Task material

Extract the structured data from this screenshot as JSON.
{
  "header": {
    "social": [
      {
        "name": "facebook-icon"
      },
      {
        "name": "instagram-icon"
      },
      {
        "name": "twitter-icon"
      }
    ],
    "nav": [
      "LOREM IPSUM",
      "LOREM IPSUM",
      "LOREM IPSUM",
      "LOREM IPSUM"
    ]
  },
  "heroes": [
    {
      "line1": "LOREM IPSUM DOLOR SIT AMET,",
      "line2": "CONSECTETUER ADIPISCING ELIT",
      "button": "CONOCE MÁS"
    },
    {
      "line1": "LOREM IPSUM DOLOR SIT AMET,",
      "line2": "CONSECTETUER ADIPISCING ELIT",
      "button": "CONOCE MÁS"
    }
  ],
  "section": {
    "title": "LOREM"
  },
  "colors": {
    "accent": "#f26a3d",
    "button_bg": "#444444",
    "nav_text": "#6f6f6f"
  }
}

Description of the task
Recopy the entries above exactly, with every line included.

Solution
Extract the structured data from this screenshot as JSON.
{
  "header": {
    "social": [
      {
        "name": "facebook-icon"
      },
      {
        "name": "instagram-icon"
      },
      {
        "name": "twitter-icon"
      }
    ],
    "nav": [
      "LOREM IPSUM",
      "LOREM IPSUM",
      "LOREM IPSUM",
      "LOREM IPSUM"
    ]
  },
  "heroes": [
    {
      "line1": "LOREM IPSUM DOLOR SIT AMET,",
      "line2": "CONSECTETUER ADIPISCING ELIT",
      "button": "CONOCE MÁS"
    },
    {
      "line1": "LOREM IPSUM DOLOR SIT AMET,",
      "line2": "CONSECTETUER ADIPISCING ELIT",
      "button": "CONOCE MÁS"
    }
  ],
  "section": {
    "title": "LOREM"
  },
  "colors": {
    "accent": "#f26a3d",
    "button_bg": "#444444",
    "nav_text": "#6f6f6f"
  }
}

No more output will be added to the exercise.